Saved data entries:
=== Section Start ===

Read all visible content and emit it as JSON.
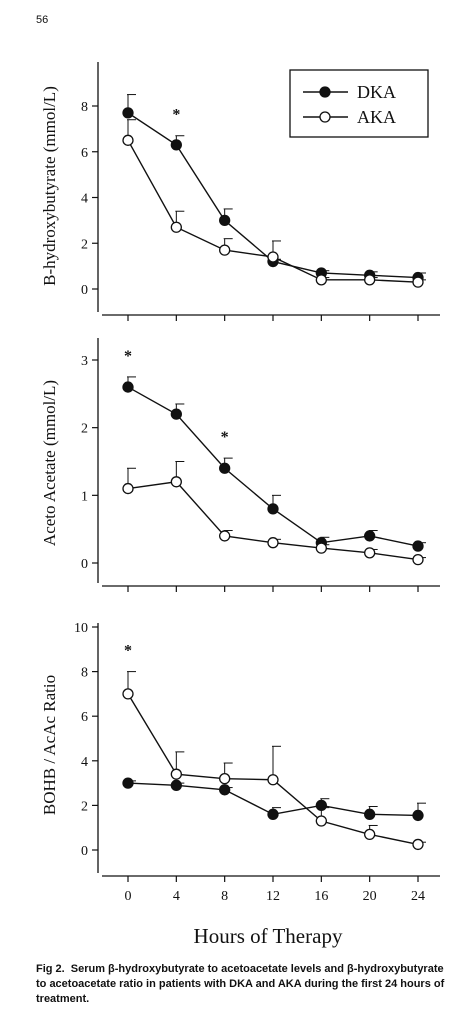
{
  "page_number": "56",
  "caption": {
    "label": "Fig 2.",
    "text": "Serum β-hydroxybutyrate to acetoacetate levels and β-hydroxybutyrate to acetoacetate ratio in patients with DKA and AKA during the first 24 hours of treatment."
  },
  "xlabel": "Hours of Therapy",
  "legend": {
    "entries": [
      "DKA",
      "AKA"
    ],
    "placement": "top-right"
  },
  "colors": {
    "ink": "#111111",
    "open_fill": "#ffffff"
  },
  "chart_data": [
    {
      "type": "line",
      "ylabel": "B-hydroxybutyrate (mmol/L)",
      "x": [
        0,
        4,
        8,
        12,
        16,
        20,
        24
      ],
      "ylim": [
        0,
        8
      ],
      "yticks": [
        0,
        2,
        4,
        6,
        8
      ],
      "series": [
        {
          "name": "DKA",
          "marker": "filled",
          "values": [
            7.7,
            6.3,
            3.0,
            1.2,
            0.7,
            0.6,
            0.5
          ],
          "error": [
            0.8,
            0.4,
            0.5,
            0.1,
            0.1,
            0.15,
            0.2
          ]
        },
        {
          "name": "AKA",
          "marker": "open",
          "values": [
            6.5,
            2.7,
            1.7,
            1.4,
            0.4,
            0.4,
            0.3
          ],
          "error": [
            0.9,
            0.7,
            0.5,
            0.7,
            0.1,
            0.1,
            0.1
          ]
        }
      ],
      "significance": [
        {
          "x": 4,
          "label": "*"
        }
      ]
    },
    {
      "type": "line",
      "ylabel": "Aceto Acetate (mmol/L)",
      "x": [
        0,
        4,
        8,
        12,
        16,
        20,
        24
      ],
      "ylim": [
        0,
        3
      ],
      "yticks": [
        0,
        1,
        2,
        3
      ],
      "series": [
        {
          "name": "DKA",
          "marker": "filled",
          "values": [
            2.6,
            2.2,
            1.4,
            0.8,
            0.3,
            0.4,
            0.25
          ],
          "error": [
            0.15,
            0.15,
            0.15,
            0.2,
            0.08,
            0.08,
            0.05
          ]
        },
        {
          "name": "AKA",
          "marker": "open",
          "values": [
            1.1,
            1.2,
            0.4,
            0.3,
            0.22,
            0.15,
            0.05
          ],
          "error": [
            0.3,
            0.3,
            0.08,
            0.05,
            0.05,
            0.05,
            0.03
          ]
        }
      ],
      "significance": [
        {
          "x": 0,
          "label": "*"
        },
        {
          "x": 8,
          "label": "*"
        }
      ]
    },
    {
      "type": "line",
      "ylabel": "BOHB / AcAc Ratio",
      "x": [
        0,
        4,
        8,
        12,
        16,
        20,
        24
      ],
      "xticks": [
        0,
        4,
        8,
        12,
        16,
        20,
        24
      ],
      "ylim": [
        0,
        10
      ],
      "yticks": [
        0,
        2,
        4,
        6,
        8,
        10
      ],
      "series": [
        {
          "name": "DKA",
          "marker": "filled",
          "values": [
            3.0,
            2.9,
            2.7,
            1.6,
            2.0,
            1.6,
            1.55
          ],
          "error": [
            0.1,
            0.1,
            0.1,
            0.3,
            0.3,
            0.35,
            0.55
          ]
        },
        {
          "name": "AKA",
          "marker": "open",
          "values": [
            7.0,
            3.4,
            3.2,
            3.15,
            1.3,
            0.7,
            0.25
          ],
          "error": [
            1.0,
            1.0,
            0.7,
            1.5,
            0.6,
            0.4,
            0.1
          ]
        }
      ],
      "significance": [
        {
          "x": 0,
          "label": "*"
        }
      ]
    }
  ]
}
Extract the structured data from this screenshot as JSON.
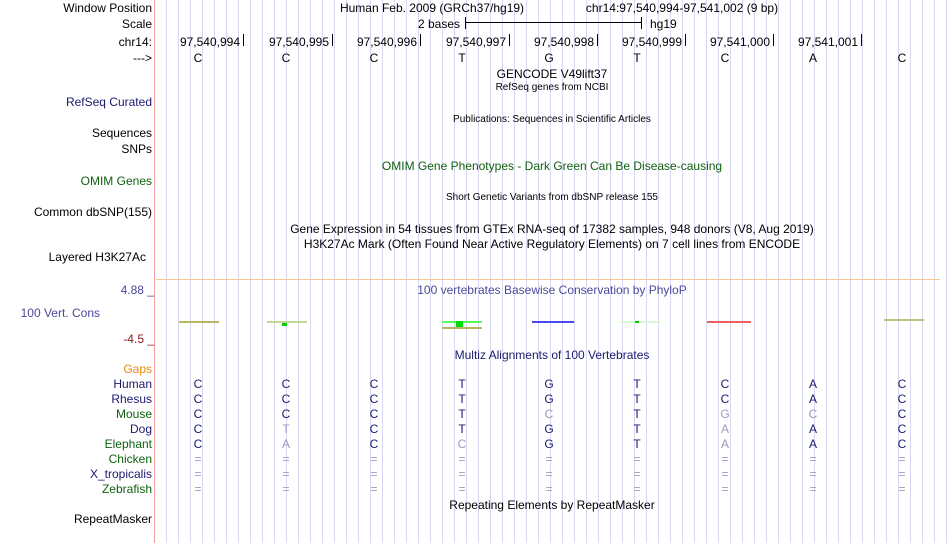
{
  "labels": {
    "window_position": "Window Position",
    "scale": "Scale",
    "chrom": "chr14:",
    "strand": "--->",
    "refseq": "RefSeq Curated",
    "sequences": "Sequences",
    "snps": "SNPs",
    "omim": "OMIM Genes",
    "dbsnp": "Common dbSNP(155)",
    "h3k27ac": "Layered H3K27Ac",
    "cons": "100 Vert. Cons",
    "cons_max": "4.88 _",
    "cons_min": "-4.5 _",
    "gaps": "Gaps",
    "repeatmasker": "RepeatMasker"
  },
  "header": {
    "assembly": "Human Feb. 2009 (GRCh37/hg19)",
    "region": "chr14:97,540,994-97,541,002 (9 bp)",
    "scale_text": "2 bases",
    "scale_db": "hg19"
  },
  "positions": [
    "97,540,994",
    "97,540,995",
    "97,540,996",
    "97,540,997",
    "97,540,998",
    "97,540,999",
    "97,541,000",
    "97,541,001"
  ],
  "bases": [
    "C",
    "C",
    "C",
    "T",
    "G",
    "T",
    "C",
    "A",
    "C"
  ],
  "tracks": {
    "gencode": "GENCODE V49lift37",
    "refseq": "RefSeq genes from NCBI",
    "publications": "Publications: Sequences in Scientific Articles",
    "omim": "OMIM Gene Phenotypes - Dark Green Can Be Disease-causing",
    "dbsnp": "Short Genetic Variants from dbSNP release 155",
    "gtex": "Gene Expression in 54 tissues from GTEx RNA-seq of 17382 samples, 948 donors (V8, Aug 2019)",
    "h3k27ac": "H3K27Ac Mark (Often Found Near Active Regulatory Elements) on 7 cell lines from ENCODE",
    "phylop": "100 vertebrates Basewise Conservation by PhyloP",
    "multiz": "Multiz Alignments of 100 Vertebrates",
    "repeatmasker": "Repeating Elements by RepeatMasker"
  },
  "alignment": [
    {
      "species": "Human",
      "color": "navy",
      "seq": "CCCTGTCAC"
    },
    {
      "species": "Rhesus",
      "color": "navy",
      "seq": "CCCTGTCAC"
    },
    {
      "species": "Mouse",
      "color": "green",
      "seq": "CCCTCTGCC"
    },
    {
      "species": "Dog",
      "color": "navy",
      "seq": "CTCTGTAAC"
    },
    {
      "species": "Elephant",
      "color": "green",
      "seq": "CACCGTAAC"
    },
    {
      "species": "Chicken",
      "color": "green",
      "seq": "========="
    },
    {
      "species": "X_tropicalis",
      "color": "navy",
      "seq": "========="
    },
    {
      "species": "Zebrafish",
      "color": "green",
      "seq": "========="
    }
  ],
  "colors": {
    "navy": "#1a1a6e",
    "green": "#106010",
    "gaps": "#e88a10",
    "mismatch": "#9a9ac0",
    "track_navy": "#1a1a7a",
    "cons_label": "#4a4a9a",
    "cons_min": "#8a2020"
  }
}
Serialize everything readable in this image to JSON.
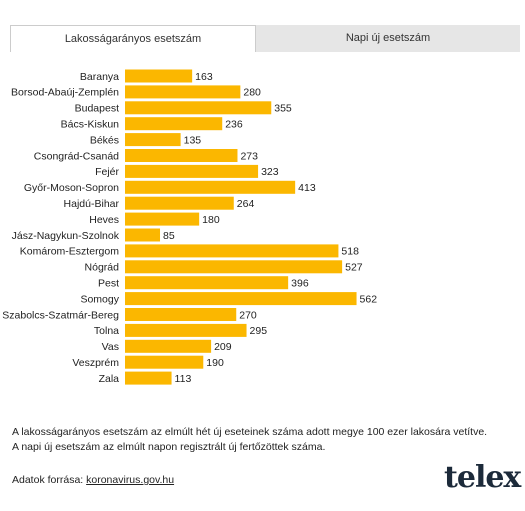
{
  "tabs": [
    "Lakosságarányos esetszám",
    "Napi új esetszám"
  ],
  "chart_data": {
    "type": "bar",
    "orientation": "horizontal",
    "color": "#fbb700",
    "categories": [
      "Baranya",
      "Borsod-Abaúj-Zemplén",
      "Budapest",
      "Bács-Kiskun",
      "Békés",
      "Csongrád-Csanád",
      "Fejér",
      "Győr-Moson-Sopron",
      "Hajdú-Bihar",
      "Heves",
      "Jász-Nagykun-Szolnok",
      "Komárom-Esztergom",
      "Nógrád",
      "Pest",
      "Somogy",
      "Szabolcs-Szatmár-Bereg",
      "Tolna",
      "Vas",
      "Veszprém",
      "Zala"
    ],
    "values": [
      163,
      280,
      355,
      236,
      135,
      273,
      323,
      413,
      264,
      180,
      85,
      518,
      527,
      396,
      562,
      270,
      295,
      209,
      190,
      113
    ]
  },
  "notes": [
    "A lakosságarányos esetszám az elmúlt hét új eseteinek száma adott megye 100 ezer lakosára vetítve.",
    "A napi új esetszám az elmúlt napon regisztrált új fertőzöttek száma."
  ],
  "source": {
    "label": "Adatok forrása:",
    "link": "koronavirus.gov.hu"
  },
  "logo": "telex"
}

=== Section End ===

* [Task directions]:
Without the pictures, write out every entry precisely as it appears.

* [Result of this exercise]:
Read all visible content and emit it as JSON.
{
  "page_number": "56",
  "caption": {
    "label": "Fig 2.",
    "text": "Serum β-hydroxybutyrate to acetoacetate levels and β-hydroxybutyrate to acetoacetate ratio in patients with DKA and AKA during the first 24 hours of treatment."
  },
  "xlabel": "Hours of Therapy",
  "legend": {
    "entries": [
      "DKA",
      "AKA"
    ],
    "placement": "top-right"
  },
  "colors": {
    "ink": "#111111",
    "open_fill": "#ffffff"
  },
  "chart_data": [
    {
      "type": "line",
      "ylabel": "B-hydroxybutyrate (mmol/L)",
      "x": [
        0,
        4,
        8,
        12,
        16,
        20,
        24
      ],
      "ylim": [
        0,
        8
      ],
      "yticks": [
        0,
        2,
        4,
        6,
        8
      ],
      "series": [
        {
          "name": "DKA",
          "marker": "filled",
          "values": [
            7.7,
            6.3,
            3.0,
            1.2,
            0.7,
            0.6,
            0.5
          ],
          "error": [
            0.8,
            0.4,
            0.5,
            0.1,
            0.1,
            0.15,
            0.2
          ]
        },
        {
          "name": "AKA",
          "marker": "open",
          "values": [
            6.5,
            2.7,
            1.7,
            1.4,
            0.4,
            0.4,
            0.3
          ],
          "error": [
            0.9,
            0.7,
            0.5,
            0.7,
            0.1,
            0.1,
            0.1
          ]
        }
      ],
      "significance": [
        {
          "x": 4,
          "label": "*"
        }
      ]
    },
    {
      "type": "line",
      "ylabel": "Aceto Acetate (mmol/L)",
      "x": [
        0,
        4,
        8,
        12,
        16,
        20,
        24
      ],
      "ylim": [
        0,
        3
      ],
      "yticks": [
        0,
        1,
        2,
        3
      ],
      "series": [
        {
          "name": "DKA",
          "marker": "filled",
          "values": [
            2.6,
            2.2,
            1.4,
            0.8,
            0.3,
            0.4,
            0.25
          ],
          "error": [
            0.15,
            0.15,
            0.15,
            0.2,
            0.08,
            0.08,
            0.05
          ]
        },
        {
          "name": "AKA",
          "marker": "open",
          "values": [
            1.1,
            1.2,
            0.4,
            0.3,
            0.22,
            0.15,
            0.05
          ],
          "error": [
            0.3,
            0.3,
            0.08,
            0.05,
            0.05,
            0.05,
            0.03
          ]
        }
      ],
      "significance": [
        {
          "x": 0,
          "label": "*"
        },
        {
          "x": 8,
          "label": "*"
        }
      ]
    },
    {
      "type": "line",
      "ylabel": "BOHB / AcAc Ratio",
      "x": [
        0,
        4,
        8,
        12,
        16,
        20,
        24
      ],
      "xticks": [
        0,
        4,
        8,
        12,
        16,
        20,
        24
      ],
      "ylim": [
        0,
        10
      ],
      "yticks": [
        0,
        2,
        4,
        6,
        8,
        10
      ],
      "series": [
        {
          "name": "DKA",
          "marker": "filled",
          "values": [
            3.0,
            2.9,
            2.7,
            1.6,
            2.0,
            1.6,
            1.55
          ],
          "error": [
            0.1,
            0.1,
            0.1,
            0.3,
            0.3,
            0.35,
            0.55
          ]
        },
        {
          "name": "AKA",
          "marker": "open",
          "values": [
            7.0,
            3.4,
            3.2,
            3.15,
            1.3,
            0.7,
            0.25
          ],
          "error": [
            1.0,
            1.0,
            0.7,
            1.5,
            0.6,
            0.4,
            0.1
          ]
        }
      ],
      "significance": [
        {
          "x": 0,
          "label": "*"
        }
      ]
    }
  ]
}
Extract the structured data from this screenshot as JSON.
{
  "labels": {
    "window_position": "Window Position",
    "scale": "Scale",
    "chrom": "chr14:",
    "strand": "--->",
    "refseq": "RefSeq Curated",
    "sequences": "Sequences",
    "snps": "SNPs",
    "omim": "OMIM Genes",
    "dbsnp": "Common dbSNP(155)",
    "h3k27ac": "Layered H3K27Ac",
    "cons": "100 Vert. Cons",
    "cons_max": "4.88 _",
    "cons_min": "-4.5 _",
    "gaps": "Gaps",
    "repeatmasker": "RepeatMasker"
  },
  "header": {
    "assembly": "Human Feb. 2009 (GRCh37/hg19)",
    "region": "chr14:97,540,994-97,541,002 (9 bp)",
    "scale_text": "2 bases",
    "scale_db": "hg19"
  },
  "positions": [
    "97,540,994",
    "97,540,995",
    "97,540,996",
    "97,540,997",
    "97,540,998",
    "97,540,999",
    "97,541,000",
    "97,541,001"
  ],
  "bases": [
    "C",
    "C",
    "C",
    "T",
    "G",
    "T",
    "C",
    "A",
    "C"
  ],
  "tracks": {
    "gencode": "GENCODE V49lift37",
    "refseq": "RefSeq genes from NCBI",
    "publications": "Publications: Sequences in Scientific Articles",
    "omim": "OMIM Gene Phenotypes - Dark Green Can Be Disease-causing",
    "dbsnp": "Short Genetic Variants from dbSNP release 155",
    "gtex": "Gene Expression in 54 tissues from GTEx RNA-seq of 17382 samples, 948 donors (V8, Aug 2019)",
    "h3k27ac": "H3K27Ac Mark (Often Found Near Active Regulatory Elements) on 7 cell lines from ENCODE",
    "phylop": "100 vertebrates Basewise Conservation by PhyloP",
    "multiz": "Multiz Alignments of 100 Vertebrates",
    "repeatmasker": "Repeating Elements by RepeatMasker"
  },
  "alignment": [
    {
      "species": "Human",
      "color": "navy",
      "seq": "CCCTGTCAC"
    },
    {
      "species": "Rhesus",
      "color": "navy",
      "seq": "CCCTGTCAC"
    },
    {
      "species": "Mouse",
      "color": "green",
      "seq": "CCCTCTGCC"
    },
    {
      "species": "Dog",
      "color": "navy",
      "seq": "CTCTGTAAC"
    },
    {
      "species": "Elephant",
      "color": "green",
      "seq": "CACCGTAAC"
    },
    {
      "species": "Chicken",
      "color": "green",
      "seq": "========="
    },
    {
      "species": "X_tropicalis",
      "color": "navy",
      "seq": "========="
    },
    {
      "species": "Zebrafish",
      "color": "green",
      "seq": "========="
    }
  ],
  "colors": {
    "navy": "#1a1a6e",
    "green": "#106010",
    "gaps": "#e88a10",
    "mismatch": "#9a9ac0",
    "track_navy": "#1a1a7a",
    "cons_label": "#4a4a9a",
    "cons_min": "#8a2020"
  }
}
Serialize everything readable in this image to JSON.
{
  "tabs": [
    "Lakosságarányos esetszám",
    "Napi új esetszám"
  ],
  "chart_data": {
    "type": "bar",
    "orientation": "horizontal",
    "color": "#fbb700",
    "categories": [
      "Baranya",
      "Borsod-Abaúj-Zemplén",
      "Budapest",
      "Bács-Kiskun",
      "Békés",
      "Csongrád-Csanád",
      "Fejér",
      "Győr-Moson-Sopron",
      "Hajdú-Bihar",
      "Heves",
      "Jász-Nagykun-Szolnok",
      "Komárom-Esztergom",
      "Nógrád",
      "Pest",
      "Somogy",
      "Szabolcs-Szatmár-Bereg",
      "Tolna",
      "Vas",
      "Veszprém",
      "Zala"
    ],
    "values": [
      163,
      280,
      355,
      236,
      135,
      273,
      323,
      413,
      264,
      180,
      85,
      518,
      527,
      396,
      562,
      270,
      295,
      209,
      190,
      113
    ]
  },
  "notes": [
    "A lakosságarányos esetszám az elmúlt hét új eseteinek száma adott megye 100 ezer lakosára vetítve.",
    "A napi új esetszám az elmúlt napon regisztrált új fertőzöttek száma."
  ],
  "source": {
    "label": "Adatok forrása:",
    "link": "koronavirus.gov.hu"
  },
  "logo": "telex"
}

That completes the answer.